Data records
----
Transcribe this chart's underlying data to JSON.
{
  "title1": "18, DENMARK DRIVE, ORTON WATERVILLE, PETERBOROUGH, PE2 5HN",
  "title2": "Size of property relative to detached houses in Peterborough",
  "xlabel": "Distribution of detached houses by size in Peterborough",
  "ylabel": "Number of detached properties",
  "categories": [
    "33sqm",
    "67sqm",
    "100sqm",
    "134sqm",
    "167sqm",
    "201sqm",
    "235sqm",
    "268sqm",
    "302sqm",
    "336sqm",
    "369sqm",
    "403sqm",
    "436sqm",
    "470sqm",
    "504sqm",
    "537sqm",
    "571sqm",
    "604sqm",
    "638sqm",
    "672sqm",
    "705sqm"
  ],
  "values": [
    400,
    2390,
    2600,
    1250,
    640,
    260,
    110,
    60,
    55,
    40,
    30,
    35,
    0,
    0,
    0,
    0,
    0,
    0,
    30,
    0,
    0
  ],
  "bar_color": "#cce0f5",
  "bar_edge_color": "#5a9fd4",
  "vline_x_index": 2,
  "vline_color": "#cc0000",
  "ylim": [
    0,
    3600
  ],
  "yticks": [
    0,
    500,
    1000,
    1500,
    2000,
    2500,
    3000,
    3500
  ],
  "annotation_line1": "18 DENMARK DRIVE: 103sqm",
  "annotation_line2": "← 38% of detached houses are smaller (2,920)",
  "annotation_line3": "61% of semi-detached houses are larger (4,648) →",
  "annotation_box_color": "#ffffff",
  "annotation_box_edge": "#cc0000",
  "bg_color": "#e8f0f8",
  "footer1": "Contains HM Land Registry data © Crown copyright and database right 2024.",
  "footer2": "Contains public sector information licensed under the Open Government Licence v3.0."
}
----
**DIRECTIONS:**
Please reproduce all of the entries exactly as they stand.

**WRITTEN SOLUTION:**
Transcribe this chart's underlying data to JSON.
{
  "title1": "18, DENMARK DRIVE, ORTON WATERVILLE, PETERBOROUGH, PE2 5HN",
  "title2": "Size of property relative to detached houses in Peterborough",
  "xlabel": "Distribution of detached houses by size in Peterborough",
  "ylabel": "Number of detached properties",
  "categories": [
    "33sqm",
    "67sqm",
    "100sqm",
    "134sqm",
    "167sqm",
    "201sqm",
    "235sqm",
    "268sqm",
    "302sqm",
    "336sqm",
    "369sqm",
    "403sqm",
    "436sqm",
    "470sqm",
    "504sqm",
    "537sqm",
    "571sqm",
    "604sqm",
    "638sqm",
    "672sqm",
    "705sqm"
  ],
  "values": [
    400,
    2390,
    2600,
    1250,
    640,
    260,
    110,
    60,
    55,
    40,
    30,
    35,
    0,
    0,
    0,
    0,
    0,
    0,
    30,
    0,
    0
  ],
  "bar_color": "#cce0f5",
  "bar_edge_color": "#5a9fd4",
  "vline_x_index": 2,
  "vline_color": "#cc0000",
  "ylim": [
    0,
    3600
  ],
  "yticks": [
    0,
    500,
    1000,
    1500,
    2000,
    2500,
    3000,
    3500
  ],
  "annotation_line1": "18 DENMARK DRIVE: 103sqm",
  "annotation_line2": "← 38% of detached houses are smaller (2,920)",
  "annotation_line3": "61% of semi-detached houses are larger (4,648) →",
  "annotation_box_color": "#ffffff",
  "annotation_box_edge": "#cc0000",
  "bg_color": "#e8f0f8",
  "footer1": "Contains HM Land Registry data © Crown copyright and database right 2024.",
  "footer2": "Contains public sector information licensed under the Open Government Licence v3.0."
}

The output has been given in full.